▶ **Direction**
Output every record below exactly as it appears.

▶ **Stored data entries**

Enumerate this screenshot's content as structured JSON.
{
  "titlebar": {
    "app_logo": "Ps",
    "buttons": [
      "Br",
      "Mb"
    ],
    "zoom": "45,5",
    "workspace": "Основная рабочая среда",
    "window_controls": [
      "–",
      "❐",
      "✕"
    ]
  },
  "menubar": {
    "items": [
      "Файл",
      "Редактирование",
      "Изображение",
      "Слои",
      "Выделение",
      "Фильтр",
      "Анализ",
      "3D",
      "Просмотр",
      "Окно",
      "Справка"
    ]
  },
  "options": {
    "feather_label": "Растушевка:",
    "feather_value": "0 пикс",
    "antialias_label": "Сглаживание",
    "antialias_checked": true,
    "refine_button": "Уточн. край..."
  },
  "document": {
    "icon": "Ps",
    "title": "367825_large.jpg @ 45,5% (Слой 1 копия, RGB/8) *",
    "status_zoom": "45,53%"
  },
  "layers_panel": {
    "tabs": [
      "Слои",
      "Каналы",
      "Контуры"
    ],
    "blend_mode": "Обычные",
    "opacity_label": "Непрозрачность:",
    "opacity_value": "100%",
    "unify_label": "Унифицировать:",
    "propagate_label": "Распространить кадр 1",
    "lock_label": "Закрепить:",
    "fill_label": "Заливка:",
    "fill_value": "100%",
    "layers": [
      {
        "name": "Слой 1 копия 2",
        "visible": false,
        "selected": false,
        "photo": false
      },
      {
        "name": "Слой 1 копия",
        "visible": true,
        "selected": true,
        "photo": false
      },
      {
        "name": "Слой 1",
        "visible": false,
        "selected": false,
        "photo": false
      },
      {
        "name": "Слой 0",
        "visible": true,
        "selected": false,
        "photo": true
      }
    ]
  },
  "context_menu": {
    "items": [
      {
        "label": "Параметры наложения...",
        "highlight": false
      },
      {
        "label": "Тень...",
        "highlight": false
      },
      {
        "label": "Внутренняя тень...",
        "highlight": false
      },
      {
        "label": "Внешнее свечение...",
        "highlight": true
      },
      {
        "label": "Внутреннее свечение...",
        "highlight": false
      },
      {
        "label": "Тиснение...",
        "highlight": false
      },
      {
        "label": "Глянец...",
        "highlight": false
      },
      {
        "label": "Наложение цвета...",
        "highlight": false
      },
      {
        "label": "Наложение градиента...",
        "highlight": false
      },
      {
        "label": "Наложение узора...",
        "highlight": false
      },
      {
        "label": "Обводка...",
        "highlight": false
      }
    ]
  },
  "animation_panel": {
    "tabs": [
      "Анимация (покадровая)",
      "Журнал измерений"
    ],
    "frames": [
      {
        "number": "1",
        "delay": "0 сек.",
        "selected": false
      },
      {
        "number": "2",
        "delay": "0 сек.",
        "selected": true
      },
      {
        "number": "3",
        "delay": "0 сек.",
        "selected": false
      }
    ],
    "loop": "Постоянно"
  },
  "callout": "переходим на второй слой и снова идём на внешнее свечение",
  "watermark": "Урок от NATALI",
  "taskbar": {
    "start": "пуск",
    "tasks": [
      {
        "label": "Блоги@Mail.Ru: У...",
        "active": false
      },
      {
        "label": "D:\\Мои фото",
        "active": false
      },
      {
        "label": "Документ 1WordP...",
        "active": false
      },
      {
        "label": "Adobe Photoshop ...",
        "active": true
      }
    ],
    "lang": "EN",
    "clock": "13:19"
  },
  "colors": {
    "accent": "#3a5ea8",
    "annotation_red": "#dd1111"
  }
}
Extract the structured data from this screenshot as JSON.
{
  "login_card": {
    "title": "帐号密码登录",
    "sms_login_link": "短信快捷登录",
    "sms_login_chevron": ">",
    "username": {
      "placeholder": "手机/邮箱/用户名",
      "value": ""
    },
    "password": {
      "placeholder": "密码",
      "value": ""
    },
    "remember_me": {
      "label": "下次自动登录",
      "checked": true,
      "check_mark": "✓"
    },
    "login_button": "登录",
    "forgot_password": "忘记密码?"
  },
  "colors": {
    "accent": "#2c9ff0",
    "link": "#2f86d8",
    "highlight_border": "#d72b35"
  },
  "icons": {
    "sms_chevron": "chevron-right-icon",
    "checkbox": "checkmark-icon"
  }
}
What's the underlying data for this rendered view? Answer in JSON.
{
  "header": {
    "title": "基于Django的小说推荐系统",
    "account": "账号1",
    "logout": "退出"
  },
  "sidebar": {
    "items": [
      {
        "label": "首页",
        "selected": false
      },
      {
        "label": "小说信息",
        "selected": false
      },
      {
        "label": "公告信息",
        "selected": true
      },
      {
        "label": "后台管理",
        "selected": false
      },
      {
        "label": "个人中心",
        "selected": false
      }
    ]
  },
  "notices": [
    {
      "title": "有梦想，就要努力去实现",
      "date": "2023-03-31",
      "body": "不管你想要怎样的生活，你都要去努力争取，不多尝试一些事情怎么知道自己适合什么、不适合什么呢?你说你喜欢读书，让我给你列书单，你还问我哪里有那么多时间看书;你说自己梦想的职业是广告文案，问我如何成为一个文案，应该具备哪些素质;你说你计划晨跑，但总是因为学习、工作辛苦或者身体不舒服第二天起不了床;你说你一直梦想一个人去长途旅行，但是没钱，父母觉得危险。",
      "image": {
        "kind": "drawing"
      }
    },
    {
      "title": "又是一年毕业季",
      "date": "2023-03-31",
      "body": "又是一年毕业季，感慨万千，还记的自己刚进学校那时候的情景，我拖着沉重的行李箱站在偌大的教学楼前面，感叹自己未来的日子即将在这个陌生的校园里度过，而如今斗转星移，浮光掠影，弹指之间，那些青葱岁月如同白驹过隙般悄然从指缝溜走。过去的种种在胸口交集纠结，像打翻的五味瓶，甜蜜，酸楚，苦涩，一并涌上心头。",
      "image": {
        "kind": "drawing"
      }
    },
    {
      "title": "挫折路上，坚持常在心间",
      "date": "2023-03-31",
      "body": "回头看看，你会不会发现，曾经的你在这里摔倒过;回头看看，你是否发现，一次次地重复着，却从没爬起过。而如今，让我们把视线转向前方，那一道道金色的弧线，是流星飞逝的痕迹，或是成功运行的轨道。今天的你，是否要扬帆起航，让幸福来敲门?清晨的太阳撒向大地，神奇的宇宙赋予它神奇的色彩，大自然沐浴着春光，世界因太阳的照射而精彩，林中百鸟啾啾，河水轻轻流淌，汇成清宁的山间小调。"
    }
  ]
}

▶ **Task answer**
Enumerate this screenshot's content as structured JSON.
{
  "titlebar": {
    "app_logo": "Ps",
    "buttons": [
      "Br",
      "Mb"
    ],
    "zoom": "45,5",
    "workspace": "Основная рабочая среда",
    "window_controls": [
      "–",
      "❐",
      "✕"
    ]
  },
  "menubar": {
    "items": [
      "Файл",
      "Редактирование",
      "Изображение",
      "Слои",
      "Выделение",
      "Фильтр",
      "Анализ",
      "3D",
      "Просмотр",
      "Окно",
      "Справка"
    ]
  },
  "options": {
    "feather_label": "Растушевка:",
    "feather_value": "0 пикс",
    "antialias_label": "Сглаживание",
    "antialias_checked": true,
    "refine_button": "Уточн. край..."
  },
  "document": {
    "icon": "Ps",
    "title": "367825_large.jpg @ 45,5% (Слой 1 копия, RGB/8) *",
    "status_zoom": "45,53%"
  },
  "layers_panel": {
    "tabs": [
      "Слои",
      "Каналы",
      "Контуры"
    ],
    "blend_mode": "Обычные",
    "opacity_label": "Непрозрачность:",
    "opacity_value": "100%",
    "unify_label": "Унифицировать:",
    "propagate_label": "Распространить кадр 1",
    "lock_label": "Закрепить:",
    "fill_label": "Заливка:",
    "fill_value": "100%",
    "layers": [
      {
        "name": "Слой 1 копия 2",
        "visible": false,
        "selected": false,
        "photo": false
      },
      {
        "name": "Слой 1 копия",
        "visible": true,
        "selected": true,
        "photo": false
      },
      {
        "name": "Слой 1",
        "visible": false,
        "selected": false,
        "photo": false
      },
      {
        "name": "Слой 0",
        "visible": true,
        "selected": false,
        "photo": true
      }
    ]
  },
  "context_menu": {
    "items": [
      {
        "label": "Параметры наложения...",
        "highlight": false
      },
      {
        "label": "Тень...",
        "highlight": false
      },
      {
        "label": "Внутренняя тень...",
        "highlight": false
      },
      {
        "label": "Внешнее свечение...",
        "highlight": true
      },
      {
        "label": "Внутреннее свечение...",
        "highlight": false
      },
      {
        "label": "Тиснение...",
        "highlight": false
      },
      {
        "label": "Глянец...",
        "highlight": false
      },
      {
        "label": "Наложение цвета...",
        "highlight": false
      },
      {
        "label": "Наложение градиента...",
        "highlight": false
      },
      {
        "label": "Наложение узора...",
        "highlight": false
      },
      {
        "label": "Обводка...",
        "highlight": false
      }
    ]
  },
  "animation_panel": {
    "tabs": [
      "Анимация (покадровая)",
      "Журнал измерений"
    ],
    "frames": [
      {
        "number": "1",
        "delay": "0 сек.",
        "selected": false
      },
      {
        "number": "2",
        "delay": "0 сек.",
        "selected": true
      },
      {
        "number": "3",
        "delay": "0 сек.",
        "selected": false
      }
    ],
    "loop": "Постоянно"
  },
  "callout": "переходим на второй слой и снова идём на внешнее свечение",
  "watermark": "Урок от NATALI",
  "taskbar": {
    "start": "пуск",
    "tasks": [
      {
        "label": "Блоги@Mail.Ru: У...",
        "active": false
      },
      {
        "label": "D:\\Мои фото",
        "active": false
      },
      {
        "label": "Документ 1WordP...",
        "active": false
      },
      {
        "label": "Adobe Photoshop ...",
        "active": true
      }
    ],
    "lang": "EN",
    "clock": "13:19"
  },
  "colors": {
    "accent": "#3a5ea8",
    "annotation_red": "#dd1111"
  }
}
Extract the structured data from this screenshot as JSON.
{
  "login_card": {
    "title": "帐号密码登录",
    "sms_login_link": "短信快捷登录",
    "sms_login_chevron": ">",
    "username": {
      "placeholder": "手机/邮箱/用户名",
      "value": ""
    },
    "password": {
      "placeholder": "密码",
      "value": ""
    },
    "remember_me": {
      "label": "下次自动登录",
      "checked": true,
      "check_mark": "✓"
    },
    "login_button": "登录",
    "forgot_password": "忘记密码?"
  },
  "colors": {
    "accent": "#2c9ff0",
    "link": "#2f86d8",
    "highlight_border": "#d72b35"
  },
  "icons": {
    "sms_chevron": "chevron-right-icon",
    "checkbox": "checkmark-icon"
  }
}
What's the underlying data for this rendered view? Answer in JSON.
{
  "header": {
    "title": "基于Django的小说推荐系统",
    "account": "账号1",
    "logout": "退出"
  },
  "sidebar": {
    "items": [
      {
        "label": "首页",
        "selected": false
      },
      {
        "label": "小说信息",
        "selected": false
      },
      {
        "label": "公告信息",
        "selected": true
      },
      {
        "label": "后台管理",
        "selected": false
      },
      {
        "label": "个人中心",
        "selected": false
      }
    ]
  },
  "notices": [
    {
      "title": "有梦想，就要努力去实现",
      "date": "2023-03-31",
      "body": "不管你想要怎样的生活，你都要去努力争取，不多尝试一些事情怎么知道自己适合什么、不适合什么呢?你说你喜欢读书，让我给你列书单，你还问我哪里有那么多时间看书;你说自己梦想的职业是广告文案，问我如何成为一个文案，应该具备哪些素质;你说你计划晨跑，但总是因为学习、工作辛苦或者身体不舒服第二天起不了床;你说你一直梦想一个人去长途旅行，但是没钱，父母觉得危险。",
      "image": {
        "kind": "drawing"
      }
    },
    {
      "title": "又是一年毕业季",
      "date": "2023-03-31",
      "body": "又是一年毕业季，感慨万千，还记的自己刚进学校那时候的情景，我拖着沉重的行李箱站在偌大的教学楼前面，感叹自己未来的日子即将在这个陌生的校园里度过，而如今斗转星移，浮光掠影，弹指之间，那些青葱岁月如同白驹过隙般悄然从指缝溜走。过去的种种在胸口交集纠结，像打翻的五味瓶，甜蜜，酸楚，苦涩，一并涌上心头。",
      "image": {
        "kind": "drawing"
      }
    },
    {
      "title": "挫折路上，坚持常在心间",
      "date": "2023-03-31",
      "body": "回头看看，你会不会发现，曾经的你在这里摔倒过;回头看看，你是否发现，一次次地重复着，却从没爬起过。而如今，让我们把视线转向前方，那一道道金色的弧线，是流星飞逝的痕迹，或是成功运行的轨道。今天的你，是否要扬帆起航，让幸福来敲门?清晨的太阳撒向大地，神奇的宇宙赋予它神奇的色彩，大自然沐浴着春光，世界因太阳的照射而精彩，林中百鸟啾啾，河水轻轻流淌，汇成清宁的山间小调。"
    }
  ]
}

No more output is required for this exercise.